Copy out all the records exactly.

○ ○ ○ ○ ○

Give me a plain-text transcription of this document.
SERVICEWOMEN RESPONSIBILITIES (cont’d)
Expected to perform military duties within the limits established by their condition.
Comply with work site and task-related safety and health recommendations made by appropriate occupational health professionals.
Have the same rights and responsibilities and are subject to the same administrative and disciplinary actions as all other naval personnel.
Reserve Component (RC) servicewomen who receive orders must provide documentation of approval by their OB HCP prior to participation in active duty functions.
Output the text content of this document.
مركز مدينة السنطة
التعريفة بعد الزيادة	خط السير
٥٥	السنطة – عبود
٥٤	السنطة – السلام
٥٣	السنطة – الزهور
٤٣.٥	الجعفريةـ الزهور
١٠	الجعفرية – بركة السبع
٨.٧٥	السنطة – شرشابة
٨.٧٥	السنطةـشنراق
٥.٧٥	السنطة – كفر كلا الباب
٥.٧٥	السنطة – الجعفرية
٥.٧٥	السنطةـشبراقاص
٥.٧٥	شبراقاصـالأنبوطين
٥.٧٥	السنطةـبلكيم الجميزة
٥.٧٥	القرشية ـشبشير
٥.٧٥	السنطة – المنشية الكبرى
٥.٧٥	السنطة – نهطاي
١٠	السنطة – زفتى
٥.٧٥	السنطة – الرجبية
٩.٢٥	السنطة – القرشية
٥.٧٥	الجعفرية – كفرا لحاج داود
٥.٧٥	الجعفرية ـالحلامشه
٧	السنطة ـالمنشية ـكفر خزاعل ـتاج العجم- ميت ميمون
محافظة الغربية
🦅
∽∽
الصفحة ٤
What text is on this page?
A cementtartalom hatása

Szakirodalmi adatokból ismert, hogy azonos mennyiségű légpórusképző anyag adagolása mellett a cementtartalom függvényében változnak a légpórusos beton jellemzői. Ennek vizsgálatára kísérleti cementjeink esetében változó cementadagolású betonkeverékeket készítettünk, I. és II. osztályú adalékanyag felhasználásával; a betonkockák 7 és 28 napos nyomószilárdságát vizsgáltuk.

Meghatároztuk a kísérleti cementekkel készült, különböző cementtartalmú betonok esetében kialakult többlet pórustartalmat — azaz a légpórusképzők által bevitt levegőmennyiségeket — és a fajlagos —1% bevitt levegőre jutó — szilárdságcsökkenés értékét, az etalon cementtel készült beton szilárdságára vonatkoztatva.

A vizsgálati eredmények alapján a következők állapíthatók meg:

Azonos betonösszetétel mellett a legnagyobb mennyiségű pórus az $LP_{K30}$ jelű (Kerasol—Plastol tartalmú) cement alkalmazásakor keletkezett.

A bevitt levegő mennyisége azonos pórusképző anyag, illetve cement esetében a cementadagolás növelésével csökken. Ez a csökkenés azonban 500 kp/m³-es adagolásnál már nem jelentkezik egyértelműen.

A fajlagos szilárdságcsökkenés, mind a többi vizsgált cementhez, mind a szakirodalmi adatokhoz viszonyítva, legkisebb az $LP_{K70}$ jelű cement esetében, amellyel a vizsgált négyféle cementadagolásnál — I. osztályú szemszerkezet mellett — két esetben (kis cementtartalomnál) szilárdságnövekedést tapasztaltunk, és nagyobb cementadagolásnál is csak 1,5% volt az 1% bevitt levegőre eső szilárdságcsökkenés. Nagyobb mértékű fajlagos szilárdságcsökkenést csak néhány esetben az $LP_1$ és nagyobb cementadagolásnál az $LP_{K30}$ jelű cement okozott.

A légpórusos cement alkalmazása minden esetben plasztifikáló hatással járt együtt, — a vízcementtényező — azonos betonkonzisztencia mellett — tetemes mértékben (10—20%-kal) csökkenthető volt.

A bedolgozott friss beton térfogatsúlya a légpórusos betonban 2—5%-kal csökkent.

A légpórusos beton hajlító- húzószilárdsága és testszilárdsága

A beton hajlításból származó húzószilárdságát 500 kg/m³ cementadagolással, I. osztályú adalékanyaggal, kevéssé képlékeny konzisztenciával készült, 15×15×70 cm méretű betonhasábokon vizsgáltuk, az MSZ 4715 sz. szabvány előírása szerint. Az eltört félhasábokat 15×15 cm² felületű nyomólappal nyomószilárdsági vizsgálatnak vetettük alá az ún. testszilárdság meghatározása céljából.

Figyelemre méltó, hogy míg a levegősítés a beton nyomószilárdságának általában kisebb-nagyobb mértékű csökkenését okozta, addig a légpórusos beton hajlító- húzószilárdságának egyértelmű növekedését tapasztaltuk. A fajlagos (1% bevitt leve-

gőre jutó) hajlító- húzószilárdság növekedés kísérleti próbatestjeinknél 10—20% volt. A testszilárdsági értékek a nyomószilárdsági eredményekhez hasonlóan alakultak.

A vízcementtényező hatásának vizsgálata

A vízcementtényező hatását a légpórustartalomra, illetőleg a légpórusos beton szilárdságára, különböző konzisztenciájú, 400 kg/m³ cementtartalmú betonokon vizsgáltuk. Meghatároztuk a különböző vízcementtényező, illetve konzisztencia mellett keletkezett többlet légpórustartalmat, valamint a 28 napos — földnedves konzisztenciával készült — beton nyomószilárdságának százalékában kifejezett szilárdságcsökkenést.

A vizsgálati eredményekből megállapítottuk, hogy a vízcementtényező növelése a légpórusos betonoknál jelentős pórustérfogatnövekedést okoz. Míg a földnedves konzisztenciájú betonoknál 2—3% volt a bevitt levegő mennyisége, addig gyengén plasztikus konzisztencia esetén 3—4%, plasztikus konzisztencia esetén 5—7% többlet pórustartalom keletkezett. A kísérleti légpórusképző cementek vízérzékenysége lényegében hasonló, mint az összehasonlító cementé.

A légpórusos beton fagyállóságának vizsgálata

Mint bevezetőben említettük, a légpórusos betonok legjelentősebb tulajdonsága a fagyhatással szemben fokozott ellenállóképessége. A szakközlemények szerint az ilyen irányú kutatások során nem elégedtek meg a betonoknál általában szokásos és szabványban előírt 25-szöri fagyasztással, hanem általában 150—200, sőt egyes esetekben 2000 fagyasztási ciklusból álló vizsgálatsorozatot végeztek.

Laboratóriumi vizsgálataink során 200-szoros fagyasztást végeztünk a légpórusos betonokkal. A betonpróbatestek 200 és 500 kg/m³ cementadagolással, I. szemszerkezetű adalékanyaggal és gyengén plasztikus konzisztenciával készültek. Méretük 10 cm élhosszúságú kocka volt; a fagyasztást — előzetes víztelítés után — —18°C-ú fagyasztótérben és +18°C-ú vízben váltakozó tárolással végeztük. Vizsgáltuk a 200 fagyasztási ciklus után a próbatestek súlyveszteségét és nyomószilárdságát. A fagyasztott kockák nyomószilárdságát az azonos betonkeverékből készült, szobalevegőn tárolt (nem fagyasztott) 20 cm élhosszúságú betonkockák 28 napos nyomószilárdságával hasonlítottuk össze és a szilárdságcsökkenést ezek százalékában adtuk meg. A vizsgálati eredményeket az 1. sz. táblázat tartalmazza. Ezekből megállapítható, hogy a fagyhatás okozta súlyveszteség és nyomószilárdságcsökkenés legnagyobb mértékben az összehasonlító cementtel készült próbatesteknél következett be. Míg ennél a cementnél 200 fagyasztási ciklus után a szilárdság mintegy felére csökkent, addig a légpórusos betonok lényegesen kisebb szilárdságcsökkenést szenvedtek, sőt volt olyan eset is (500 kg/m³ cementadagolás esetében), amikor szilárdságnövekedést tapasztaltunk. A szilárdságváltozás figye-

○ ○ ○ ○ ○

* _WRITTEN SOLUTION_
Give me a plain-text transcription of this document.
SERVICEWOMEN RESPONSIBILITIES (cont’d)
Expected to perform military duties within the limits established by their condition.
Comply with work site and task-related safety and health recommendations made by appropriate occupational health professionals.
Have the same rights and responsibilities and are subject to the same administrative and disciplinary actions as all other naval personnel.
Reserve Component (RC) servicewomen who receive orders must provide documentation of approval by their OB HCP prior to participation in active duty functions.
Output the text content of this document.
مركز مدينة السنطة
التعريفة بعد الزيادة	خط السير
٥٥	السنطة – عبود
٥٤	السنطة – السلام
٥٣	السنطة – الزهور
٤٣.٥	الجعفريةـ الزهور
١٠	الجعفرية – بركة السبع
٨.٧٥	السنطة – شرشابة
٨.٧٥	السنطةـشنراق
٥.٧٥	السنطة – كفر كلا الباب
٥.٧٥	السنطة – الجعفرية
٥.٧٥	السنطةـشبراقاص
٥.٧٥	شبراقاصـالأنبوطين
٥.٧٥	السنطةـبلكيم الجميزة
٥.٧٥	القرشية ـشبشير
٥.٧٥	السنطة – المنشية الكبرى
٥.٧٥	السنطة – نهطاي
١٠	السنطة – زفتى
٥.٧٥	السنطة – الرجبية
٩.٢٥	السنطة – القرشية
٥.٧٥	الجعفرية – كفرا لحاج داود
٥.٧٥	الجعفرية ـالحلامشه
٧	السنطة ـالمنشية ـكفر خزاعل ـتاج العجم- ميت ميمون
محافظة الغربية
🦅
∽∽
الصفحة ٤
What text is on this page?
A cementtartalom hatása

Szakirodalmi adatokból ismert, hogy azonos mennyiségű légpórusképző anyag adagolása mellett a cementtartalom függvényében változnak a légpórusos beton jellemzői. Ennek vizsgálatára kísérleti cementjeink esetében változó cementadagolású betonkeverékeket készítettünk, I. és II. osztályú adalékanyag felhasználásával; a betonkockák 7 és 28 napos nyomószilárdságát vizsgáltuk.

Meghatároztuk a kísérleti cementekkel készült, különböző cementtartalmú betonok esetében kialakult többlet pórustartalmat — azaz a légpórusképzők által bevitt levegőmennyiségeket — és a fajlagos —1% bevitt levegőre jutó — szilárdságcsökkenés értékét, az etalon cementtel készült beton szilárdságára vonatkoztatva.

A vizsgálati eredmények alapján a következők állapíthatók meg:

Azonos betonösszetétel mellett a legnagyobb mennyiségű pórus az $LP_{K30}$ jelű (Kerasol—Plastol tartalmú) cement alkalmazásakor keletkezett.

A bevitt levegő mennyisége azonos pórusképző anyag, illetve cement esetében a cementadagolás növelésével csökken. Ez a csökkenés azonban 500 kp/m³-es adagolásnál már nem jelentkezik egyértelműen.

A fajlagos szilárdságcsökkenés, mind a többi vizsgált cementhez, mind a szakirodalmi adatokhoz viszonyítva, legkisebb az $LP_{K70}$ jelű cement esetében, amellyel a vizsgált négyféle cementadagolásnál — I. osztályú szemszerkezet mellett — két esetben (kis cementtartalomnál) szilárdságnövekedést tapasztaltunk, és nagyobb cementadagolásnál is csak 1,5% volt az 1% bevitt levegőre eső szilárdságcsökkenés. Nagyobb mértékű fajlagos szilárdságcsökkenést csak néhány esetben az $LP_1$ és nagyobb cementadagolásnál az $LP_{K30}$ jelű cement okozott.

A légpórusos cement alkalmazása minden esetben plasztifikáló hatással járt együtt, — a vízcementtényező — azonos betonkonzisztencia mellett — tetemes mértékben (10—20%-kal) csökkenthető volt.

A bedolgozott friss beton térfogatsúlya a légpórusos betonban 2—5%-kal csökkent.

A légpórusos beton hajlító- húzószilárdsága és testszilárdsága

A beton hajlításból származó húzószilárdságát 500 kg/m³ cementadagolással, I. osztályú adalékanyaggal, kevéssé képlékeny konzisztenciával készült, 15×15×70 cm méretű betonhasábokon vizsgáltuk, az MSZ 4715 sz. szabvány előírása szerint. Az eltört félhasábokat 15×15 cm² felületű nyomólappal nyomószilárdsági vizsgálatnak vetettük alá az ún. testszilárdság meghatározása céljából.

Figyelemre méltó, hogy míg a levegősítés a beton nyomószilárdságának általában kisebb-nagyobb mértékű csökkenését okozta, addig a légpórusos beton hajlító- húzószilárdságának egyértelmű növekedését tapasztaltuk. A fajlagos (1% bevitt leve-

gőre jutó) hajlító- húzószilárdság növekedés kísérleti próbatestjeinknél 10—20% volt. A testszilárdsági értékek a nyomószilárdsági eredményekhez hasonlóan alakultak.

A vízcementtényező hatásának vizsgálata

A vízcementtényező hatását a légpórustartalomra, illetőleg a légpórusos beton szilárdságára, különböző konzisztenciájú, 400 kg/m³ cementtartalmú betonokon vizsgáltuk. Meghatároztuk a különböző vízcementtényező, illetve konzisztencia mellett keletkezett többlet légpórustartalmat, valamint a 28 napos — földnedves konzisztenciával készült — beton nyomószilárdságának százalékában kifejezett szilárdságcsökkenést.

A vizsgálati eredményekből megállapítottuk, hogy a vízcementtényező növelése a légpórusos betonoknál jelentős pórustérfogatnövekedést okoz. Míg a földnedves konzisztenciájú betonoknál 2—3% volt a bevitt levegő mennyisége, addig gyengén plasztikus konzisztencia esetén 3—4%, plasztikus konzisztencia esetén 5—7% többlet pórustartalom keletkezett. A kísérleti légpórusképző cementek vízérzékenysége lényegében hasonló, mint az összehasonlító cementé.

A légpórusos beton fagyállóságának vizsgálata

Mint bevezetőben említettük, a légpórusos betonok legjelentősebb tulajdonsága a fagyhatással szemben fokozott ellenállóképessége. A szakközlemények szerint az ilyen irányú kutatások során nem elégedtek meg a betonoknál általában szokásos és szabványban előírt 25-szöri fagyasztással, hanem általában 150—200, sőt egyes esetekben 2000 fagyasztási ciklusból álló vizsgálatsorozatot végeztek.

Laboratóriumi vizsgálataink során 200-szoros fagyasztást végeztünk a légpórusos betonokkal. A betonpróbatestek 200 és 500 kg/m³ cementadagolással, I. szemszerkezetű adalékanyaggal és gyengén plasztikus konzisztenciával készültek. Méretük 10 cm élhosszúságú kocka volt; a fagyasztást — előzetes víztelítés után — —18°C-ú fagyasztótérben és +18°C-ú vízben váltakozó tárolással végeztük. Vizsgáltuk a 200 fagyasztási ciklus után a próbatestek súlyveszteségét és nyomószilárdságát. A fagyasztott kockák nyomószilárdságát az azonos betonkeverékből készült, szobalevegőn tárolt (nem fagyasztott) 20 cm élhosszúságú betonkockák 28 napos nyomószilárdságával hasonlítottuk össze és a szilárdságcsökkenést ezek százalékában adtuk meg. A vizsgálati eredményeket az 1. sz. táblázat tartalmazza. Ezekből megállapítható, hogy a fagyhatás okozta súlyveszteség és nyomószilárdságcsökkenés legnagyobb mértékben az összehasonlító cementtel készült próbatesteknél következett be. Míg ennél a cementnél 200 fagyasztási ciklus után a szilárdság mintegy felére csökkent, addig a légpórusos betonok lényegesen kisebb szilárdságcsökkenést szenvedtek, sőt volt olyan eset is (500 kg/m³ cementadagolás esetében), amikor szilárdságnövekedést tapasztaltunk. A szilárdságváltozás figye-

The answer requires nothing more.